→ Data shown:
┄┄┄┄┄┄┄┄┄┄

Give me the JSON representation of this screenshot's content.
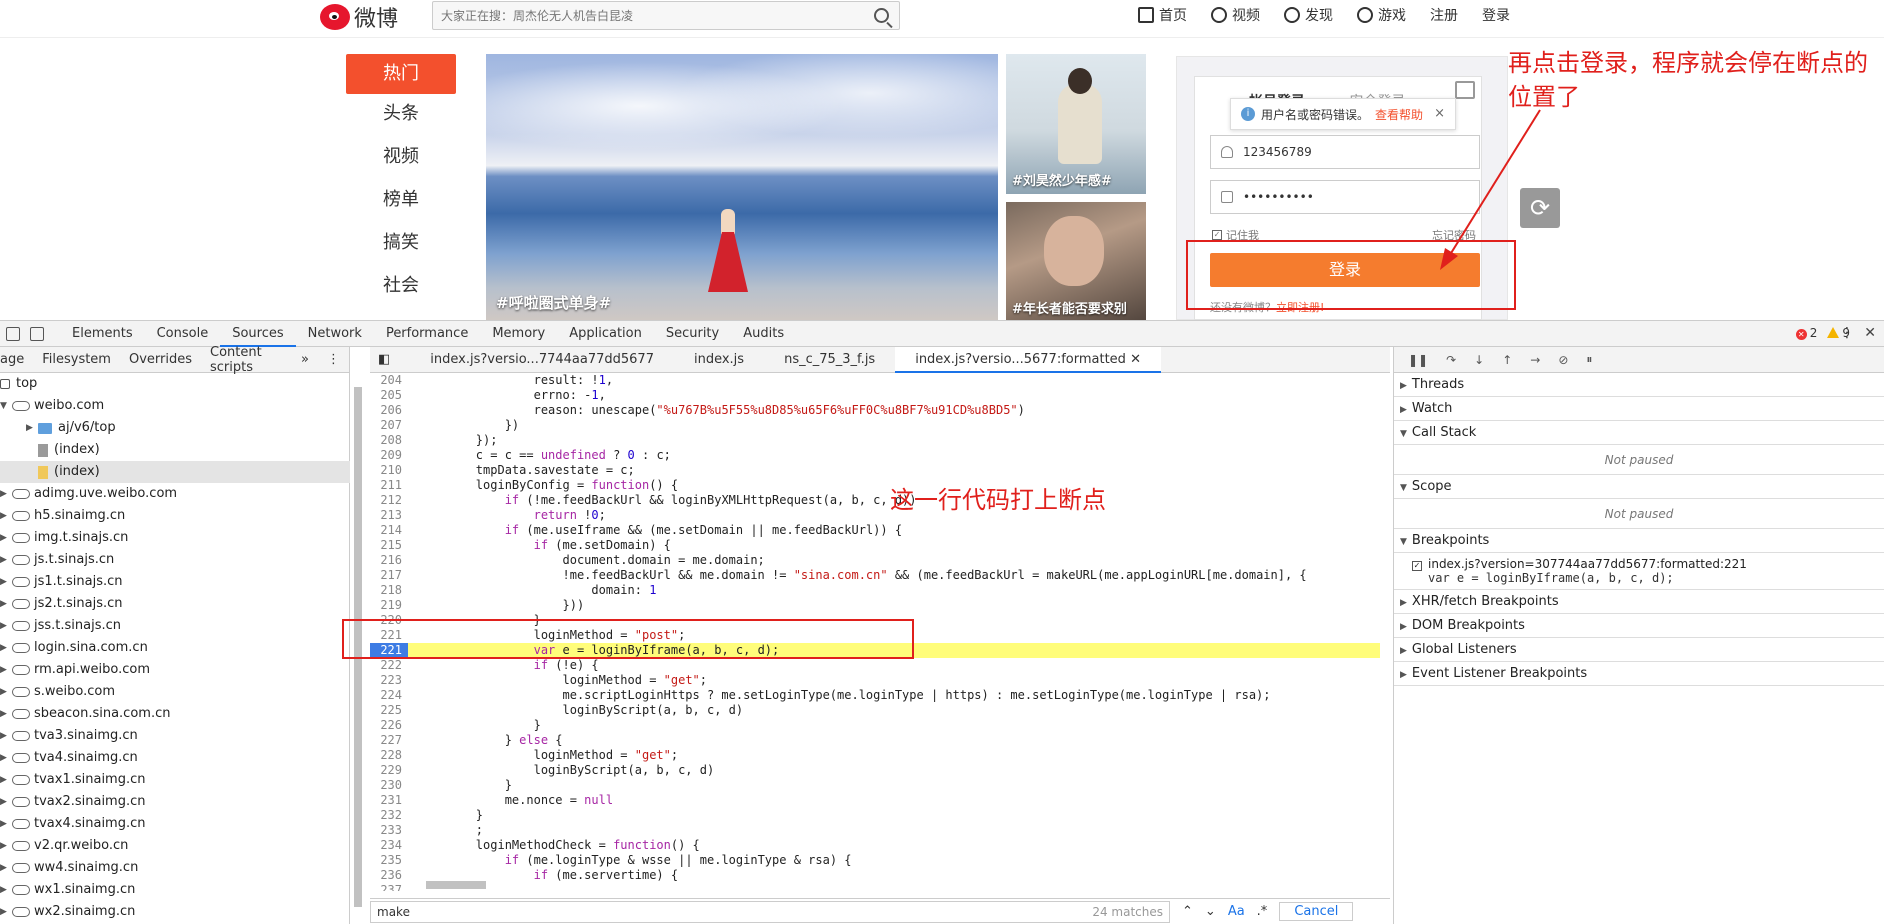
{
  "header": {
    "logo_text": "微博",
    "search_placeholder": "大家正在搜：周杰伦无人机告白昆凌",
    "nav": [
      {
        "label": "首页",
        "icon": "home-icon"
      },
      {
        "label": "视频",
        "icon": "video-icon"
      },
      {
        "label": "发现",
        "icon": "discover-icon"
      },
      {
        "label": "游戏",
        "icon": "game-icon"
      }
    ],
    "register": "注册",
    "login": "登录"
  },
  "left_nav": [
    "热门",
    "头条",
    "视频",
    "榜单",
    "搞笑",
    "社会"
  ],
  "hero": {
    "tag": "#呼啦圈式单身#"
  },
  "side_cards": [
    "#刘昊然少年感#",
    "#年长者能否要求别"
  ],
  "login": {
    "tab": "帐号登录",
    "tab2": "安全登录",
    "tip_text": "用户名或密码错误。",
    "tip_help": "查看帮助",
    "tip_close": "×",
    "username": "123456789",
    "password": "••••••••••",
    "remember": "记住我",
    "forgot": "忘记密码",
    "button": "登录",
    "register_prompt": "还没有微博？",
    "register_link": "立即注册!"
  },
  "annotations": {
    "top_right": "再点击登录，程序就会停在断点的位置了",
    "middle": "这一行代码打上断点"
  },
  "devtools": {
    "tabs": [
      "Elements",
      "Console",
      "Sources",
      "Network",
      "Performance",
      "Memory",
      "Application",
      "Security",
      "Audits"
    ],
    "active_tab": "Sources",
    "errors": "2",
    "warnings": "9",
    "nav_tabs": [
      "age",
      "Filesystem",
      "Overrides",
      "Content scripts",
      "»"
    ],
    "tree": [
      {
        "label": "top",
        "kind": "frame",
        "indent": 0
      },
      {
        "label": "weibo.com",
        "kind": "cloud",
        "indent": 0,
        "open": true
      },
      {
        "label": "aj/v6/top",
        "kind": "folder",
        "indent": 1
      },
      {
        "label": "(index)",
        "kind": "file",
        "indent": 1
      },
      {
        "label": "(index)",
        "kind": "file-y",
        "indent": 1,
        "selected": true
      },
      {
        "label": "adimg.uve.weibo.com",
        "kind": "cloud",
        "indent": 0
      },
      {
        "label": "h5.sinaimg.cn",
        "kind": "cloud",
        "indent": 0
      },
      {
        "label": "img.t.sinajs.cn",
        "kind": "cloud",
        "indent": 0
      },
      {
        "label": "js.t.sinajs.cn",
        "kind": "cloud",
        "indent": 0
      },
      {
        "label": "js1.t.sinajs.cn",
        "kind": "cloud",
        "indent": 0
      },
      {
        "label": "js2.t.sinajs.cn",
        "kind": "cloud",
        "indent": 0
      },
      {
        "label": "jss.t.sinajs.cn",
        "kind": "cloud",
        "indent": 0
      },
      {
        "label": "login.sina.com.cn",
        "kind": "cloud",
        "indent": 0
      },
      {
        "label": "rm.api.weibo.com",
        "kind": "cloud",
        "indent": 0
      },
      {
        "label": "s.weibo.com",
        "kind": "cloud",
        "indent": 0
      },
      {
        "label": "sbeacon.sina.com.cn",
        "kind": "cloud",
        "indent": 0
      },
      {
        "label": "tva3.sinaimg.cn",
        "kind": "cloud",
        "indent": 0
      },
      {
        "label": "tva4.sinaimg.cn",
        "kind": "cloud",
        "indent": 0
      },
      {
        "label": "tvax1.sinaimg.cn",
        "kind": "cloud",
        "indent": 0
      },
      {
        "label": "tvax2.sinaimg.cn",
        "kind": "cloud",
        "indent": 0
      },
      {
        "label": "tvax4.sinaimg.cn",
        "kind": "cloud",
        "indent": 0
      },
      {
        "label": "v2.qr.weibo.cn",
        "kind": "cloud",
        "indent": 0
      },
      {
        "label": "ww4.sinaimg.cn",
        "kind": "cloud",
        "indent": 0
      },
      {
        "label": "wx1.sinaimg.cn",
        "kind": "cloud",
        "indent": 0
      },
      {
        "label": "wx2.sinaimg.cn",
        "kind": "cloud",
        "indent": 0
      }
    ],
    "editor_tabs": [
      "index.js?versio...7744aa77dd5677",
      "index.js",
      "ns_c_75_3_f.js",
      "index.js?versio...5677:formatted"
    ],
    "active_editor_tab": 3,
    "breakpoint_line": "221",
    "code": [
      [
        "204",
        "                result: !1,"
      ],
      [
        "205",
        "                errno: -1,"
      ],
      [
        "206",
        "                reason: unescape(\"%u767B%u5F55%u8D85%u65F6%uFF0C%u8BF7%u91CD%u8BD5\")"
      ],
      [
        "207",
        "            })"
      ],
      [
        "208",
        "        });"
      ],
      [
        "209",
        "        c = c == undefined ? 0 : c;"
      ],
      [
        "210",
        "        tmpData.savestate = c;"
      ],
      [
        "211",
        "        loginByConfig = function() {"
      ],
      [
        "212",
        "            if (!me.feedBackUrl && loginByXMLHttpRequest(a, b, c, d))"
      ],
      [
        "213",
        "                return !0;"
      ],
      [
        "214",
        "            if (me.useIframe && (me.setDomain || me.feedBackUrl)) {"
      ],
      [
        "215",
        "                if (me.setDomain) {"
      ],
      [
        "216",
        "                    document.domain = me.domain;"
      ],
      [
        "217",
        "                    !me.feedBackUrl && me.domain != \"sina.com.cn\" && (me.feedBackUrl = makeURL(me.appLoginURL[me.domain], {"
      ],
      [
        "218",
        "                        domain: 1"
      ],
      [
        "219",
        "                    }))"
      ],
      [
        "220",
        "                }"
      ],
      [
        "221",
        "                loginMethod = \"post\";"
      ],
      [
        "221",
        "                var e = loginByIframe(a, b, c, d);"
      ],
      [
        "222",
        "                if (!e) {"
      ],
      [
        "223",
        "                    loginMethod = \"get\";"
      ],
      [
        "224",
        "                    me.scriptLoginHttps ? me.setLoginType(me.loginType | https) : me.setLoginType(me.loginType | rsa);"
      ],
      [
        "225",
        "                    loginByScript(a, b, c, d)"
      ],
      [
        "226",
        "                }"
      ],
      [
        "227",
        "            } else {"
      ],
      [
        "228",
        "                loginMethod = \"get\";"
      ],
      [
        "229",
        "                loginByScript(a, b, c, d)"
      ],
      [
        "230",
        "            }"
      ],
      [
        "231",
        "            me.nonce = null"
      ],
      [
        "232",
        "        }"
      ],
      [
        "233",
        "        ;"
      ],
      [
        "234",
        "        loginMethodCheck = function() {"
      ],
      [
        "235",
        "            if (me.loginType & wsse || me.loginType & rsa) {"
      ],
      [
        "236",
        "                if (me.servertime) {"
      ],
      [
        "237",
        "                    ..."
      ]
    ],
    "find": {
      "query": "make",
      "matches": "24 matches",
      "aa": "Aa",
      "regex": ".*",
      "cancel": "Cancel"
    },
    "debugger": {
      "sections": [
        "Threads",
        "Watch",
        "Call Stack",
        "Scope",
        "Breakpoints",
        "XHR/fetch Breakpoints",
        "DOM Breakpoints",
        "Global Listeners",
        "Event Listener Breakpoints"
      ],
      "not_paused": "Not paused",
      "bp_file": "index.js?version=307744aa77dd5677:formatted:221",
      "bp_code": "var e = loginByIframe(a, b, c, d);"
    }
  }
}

┄┄┄┄┄┄┄┄┄┄

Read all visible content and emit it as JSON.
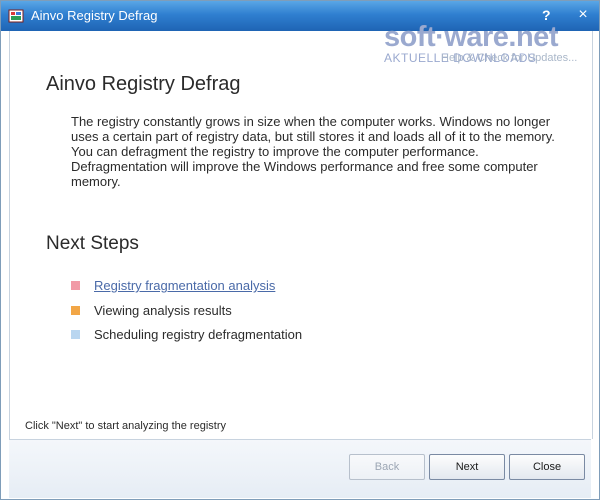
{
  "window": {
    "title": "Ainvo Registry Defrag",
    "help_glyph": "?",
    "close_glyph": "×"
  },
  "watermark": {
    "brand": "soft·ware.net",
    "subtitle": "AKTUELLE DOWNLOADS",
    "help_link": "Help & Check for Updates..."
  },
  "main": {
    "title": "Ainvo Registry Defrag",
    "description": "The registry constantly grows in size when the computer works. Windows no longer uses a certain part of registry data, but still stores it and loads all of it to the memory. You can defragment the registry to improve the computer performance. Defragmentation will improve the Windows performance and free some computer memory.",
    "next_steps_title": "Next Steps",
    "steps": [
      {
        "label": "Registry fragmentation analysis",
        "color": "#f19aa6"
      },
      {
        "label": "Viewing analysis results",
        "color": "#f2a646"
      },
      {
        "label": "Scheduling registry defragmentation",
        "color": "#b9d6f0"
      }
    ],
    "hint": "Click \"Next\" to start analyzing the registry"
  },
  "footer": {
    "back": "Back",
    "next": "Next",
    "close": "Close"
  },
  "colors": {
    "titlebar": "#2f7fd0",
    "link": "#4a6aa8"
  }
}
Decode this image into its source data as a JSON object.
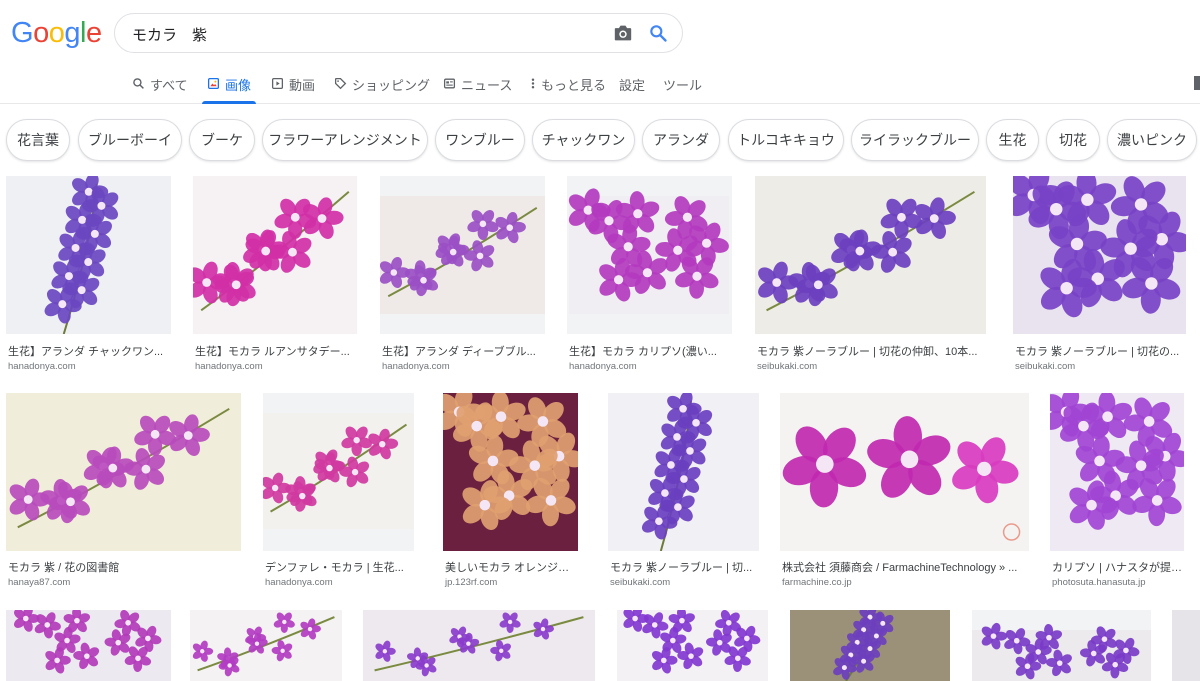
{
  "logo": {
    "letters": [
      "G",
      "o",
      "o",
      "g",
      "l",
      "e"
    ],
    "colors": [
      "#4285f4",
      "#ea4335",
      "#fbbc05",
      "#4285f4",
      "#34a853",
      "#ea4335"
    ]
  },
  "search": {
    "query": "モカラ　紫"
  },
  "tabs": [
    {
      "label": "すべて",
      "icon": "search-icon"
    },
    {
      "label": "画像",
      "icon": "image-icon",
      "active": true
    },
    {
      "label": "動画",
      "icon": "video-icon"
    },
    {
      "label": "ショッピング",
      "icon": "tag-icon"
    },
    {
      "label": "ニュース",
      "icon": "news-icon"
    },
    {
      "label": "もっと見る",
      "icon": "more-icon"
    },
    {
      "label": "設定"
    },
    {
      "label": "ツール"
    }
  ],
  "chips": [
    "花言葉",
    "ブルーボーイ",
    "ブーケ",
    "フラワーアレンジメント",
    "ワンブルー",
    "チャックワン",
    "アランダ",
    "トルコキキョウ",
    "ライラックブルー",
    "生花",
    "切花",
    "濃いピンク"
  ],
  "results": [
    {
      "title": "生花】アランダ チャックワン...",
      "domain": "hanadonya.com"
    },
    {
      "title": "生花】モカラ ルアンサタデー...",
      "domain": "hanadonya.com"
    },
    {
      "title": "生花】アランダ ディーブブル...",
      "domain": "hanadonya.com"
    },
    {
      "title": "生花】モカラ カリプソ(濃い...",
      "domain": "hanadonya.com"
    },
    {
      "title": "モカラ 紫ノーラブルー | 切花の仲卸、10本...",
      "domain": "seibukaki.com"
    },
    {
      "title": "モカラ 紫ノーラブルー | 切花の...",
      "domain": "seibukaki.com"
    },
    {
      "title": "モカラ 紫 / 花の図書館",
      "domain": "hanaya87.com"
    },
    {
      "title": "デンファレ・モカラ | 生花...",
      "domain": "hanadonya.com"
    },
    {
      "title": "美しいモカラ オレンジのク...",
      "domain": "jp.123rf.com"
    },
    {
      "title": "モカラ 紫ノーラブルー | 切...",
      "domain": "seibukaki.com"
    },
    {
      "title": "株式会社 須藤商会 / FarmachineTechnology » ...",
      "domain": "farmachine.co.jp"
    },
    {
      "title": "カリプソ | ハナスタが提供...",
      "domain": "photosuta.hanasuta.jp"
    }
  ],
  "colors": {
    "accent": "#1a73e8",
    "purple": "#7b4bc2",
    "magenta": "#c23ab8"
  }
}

┄┄┄┄┄┄┄┄┄┄

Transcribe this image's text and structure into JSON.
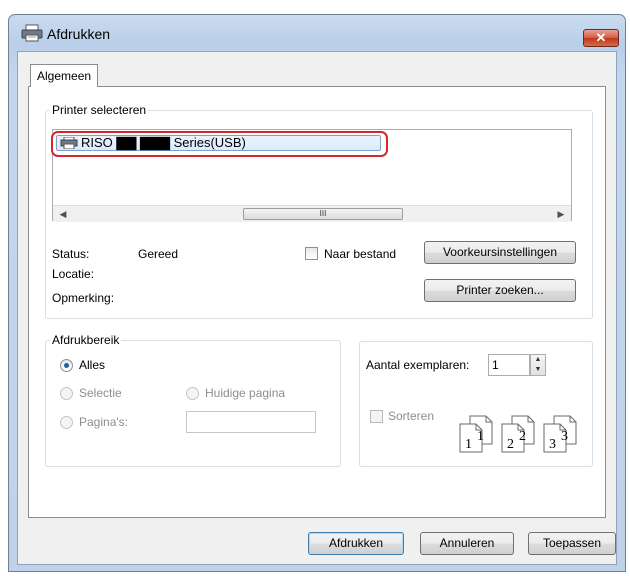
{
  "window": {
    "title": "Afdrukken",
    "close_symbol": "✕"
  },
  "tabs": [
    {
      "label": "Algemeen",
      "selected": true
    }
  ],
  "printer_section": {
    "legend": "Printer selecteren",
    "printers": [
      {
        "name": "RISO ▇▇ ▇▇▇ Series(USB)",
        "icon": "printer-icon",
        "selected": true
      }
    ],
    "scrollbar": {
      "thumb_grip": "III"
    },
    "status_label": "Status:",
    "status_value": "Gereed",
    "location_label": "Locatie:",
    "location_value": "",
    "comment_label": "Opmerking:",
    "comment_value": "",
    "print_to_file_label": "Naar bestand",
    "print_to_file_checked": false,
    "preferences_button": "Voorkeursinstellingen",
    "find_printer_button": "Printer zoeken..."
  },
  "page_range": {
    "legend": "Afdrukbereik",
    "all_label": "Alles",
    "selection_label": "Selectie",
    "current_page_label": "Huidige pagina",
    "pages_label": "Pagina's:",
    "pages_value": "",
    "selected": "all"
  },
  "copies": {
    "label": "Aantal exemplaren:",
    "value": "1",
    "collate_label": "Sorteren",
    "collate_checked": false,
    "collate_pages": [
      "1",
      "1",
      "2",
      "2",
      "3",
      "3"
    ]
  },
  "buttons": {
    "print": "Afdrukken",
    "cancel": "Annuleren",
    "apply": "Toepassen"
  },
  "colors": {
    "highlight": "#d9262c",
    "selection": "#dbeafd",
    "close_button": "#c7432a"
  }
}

┄┄┄┄┄┄┄┄┄┄

→ Given instruction:
Work through the data and report how many of its lines hold the word "legend", giving only the figure.

→ Result:
2